* Problem to solve *
From the listing below, extract every line in which the word "September" appears.

* Provided entries *
--- start ---

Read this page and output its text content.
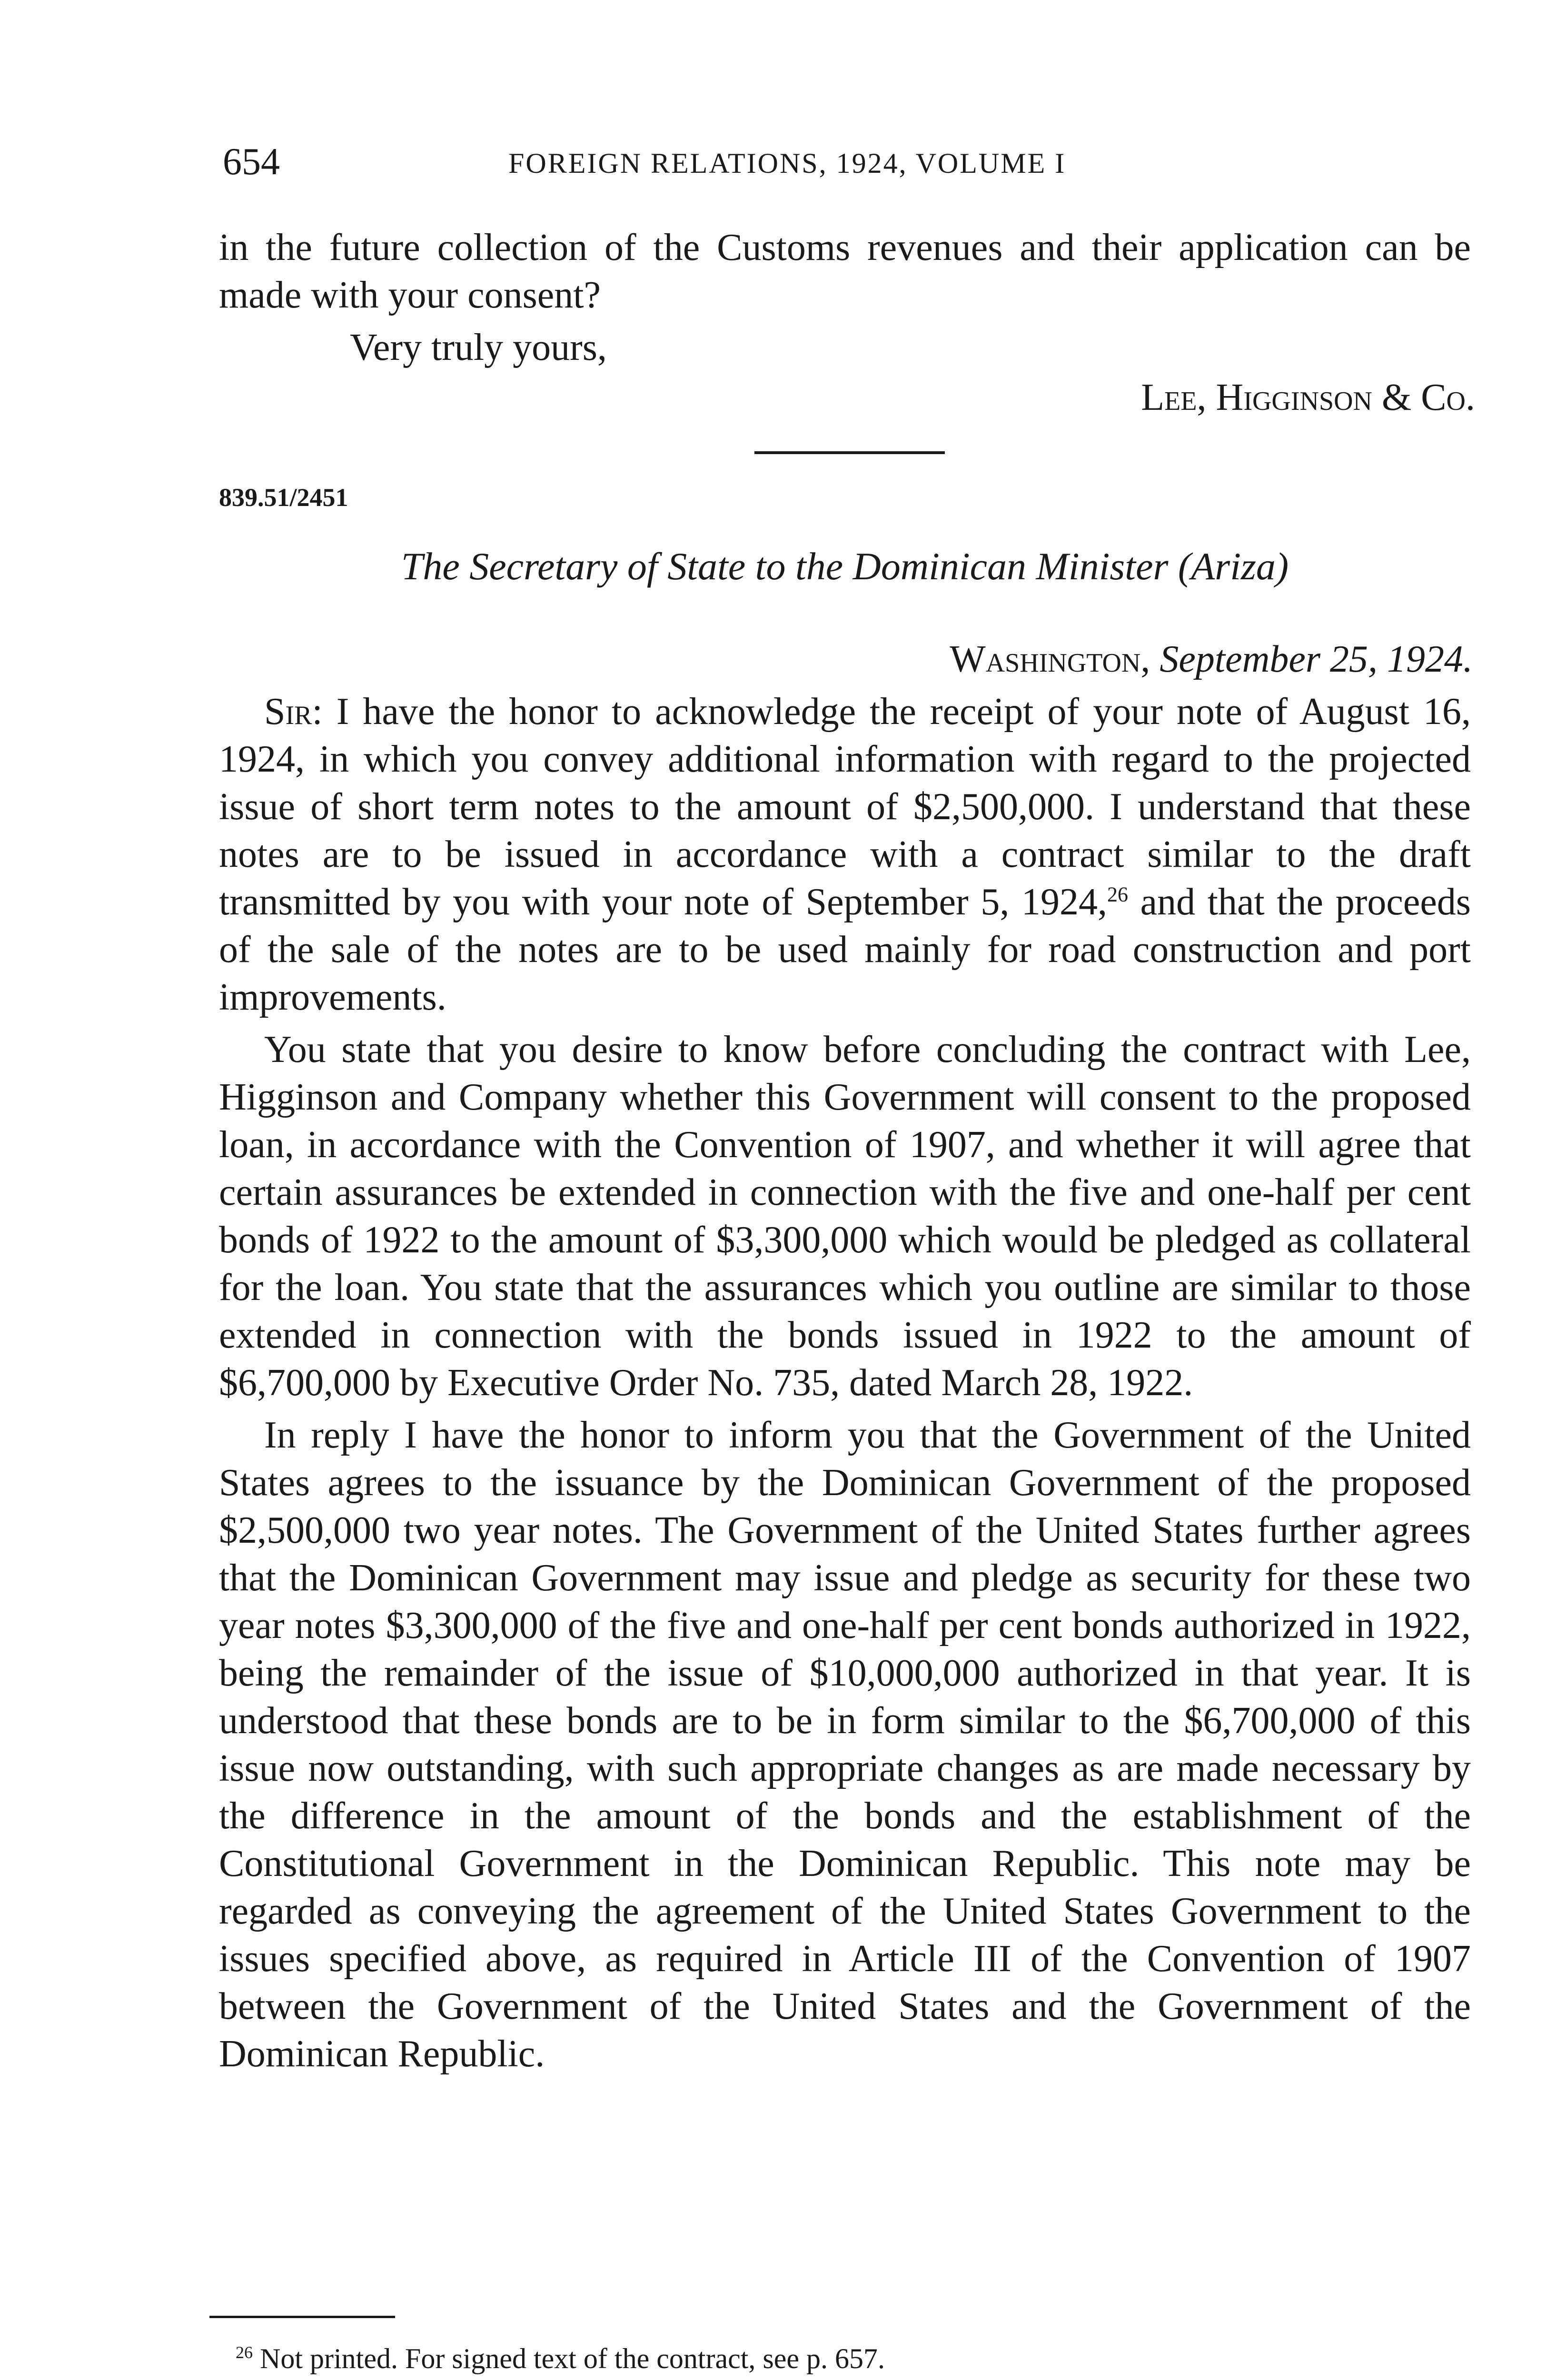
654	FOREIGN RELATIONS, 1924, VOLUME I

in the future collection of the Customs revenues and their application can be made with your consent?

Very truly yours,
Lee, Higginson & Co.
839.51/2451
The Secretary of State to the Dominican Minister (Ariza)
Washington, September 25, 1924.

Sir: I have the honor to acknowledge the receipt of your note of August 16, 1924, in which you convey additional information with regard to the projected issue of short term notes to the amount of $2,500,000. I understand that these notes are to be issued in accordance with a contract similar to the draft transmitted by you with your note of September 5, 1924,26 and that the proceeds of the sale of the notes are to be used mainly for road construction and port improvements.

You state that you desire to know before concluding the contract with Lee, Higginson and Company whether this Government will consent to the proposed loan, in accordance with the Convention of 1907, and whether it will agree that certain assurances be extended in connection with the five and one-half per cent bonds of 1922 to the amount of $3,300,000 which would be pledged as collateral for the loan. You state that the assurances which you outline are similar to those extended in connection with the bonds issued in 1922 to the amount of $6,700,000 by Executive Order No. 735, dated March 28, 1922.

In reply I have the honor to inform you that the Government of the United States agrees to the issuance by the Dominican Government of the proposed $2,500,000 two year notes. The Government of the United States further agrees that the Dominican Government may issue and pledge as security for these two year notes $3,300,000 of the five and one-half per cent bonds authorized in 1922, being the remainder of the issue of $10,000,000 authorized in that year. It is understood that these bonds are to be in form similar to the $6,700,000 of this issue now outstanding, with such appropriate changes as are made necessary by the difference in the amount of the bonds and the establishment of the Constitutional Government in the Dominican Republic. This note may be regarded as conveying the agreement of the United States Government to the issues specified above, as required in Article III of the Convention of 1907 between the Government of the United States and the Government of the Dominican Republic.

$^{26}$ Not printed. For signed text of the contract, see p. 657.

--- end ---

* Right answer *
Washington, September 25, 1924.
Sir: I have the honor to acknowledge the receipt of your note of August 16, 1924, in which you convey additional information with regard to the projected issue of short term notes to the amount of $2,500,000. I understand that these notes are to be issued in accordance with a contract similar to the draft transmitted by you with your note of September 5, 1924,26 and that the proceeds of the sale of the notes are to be used mainly for road construction and port improvements.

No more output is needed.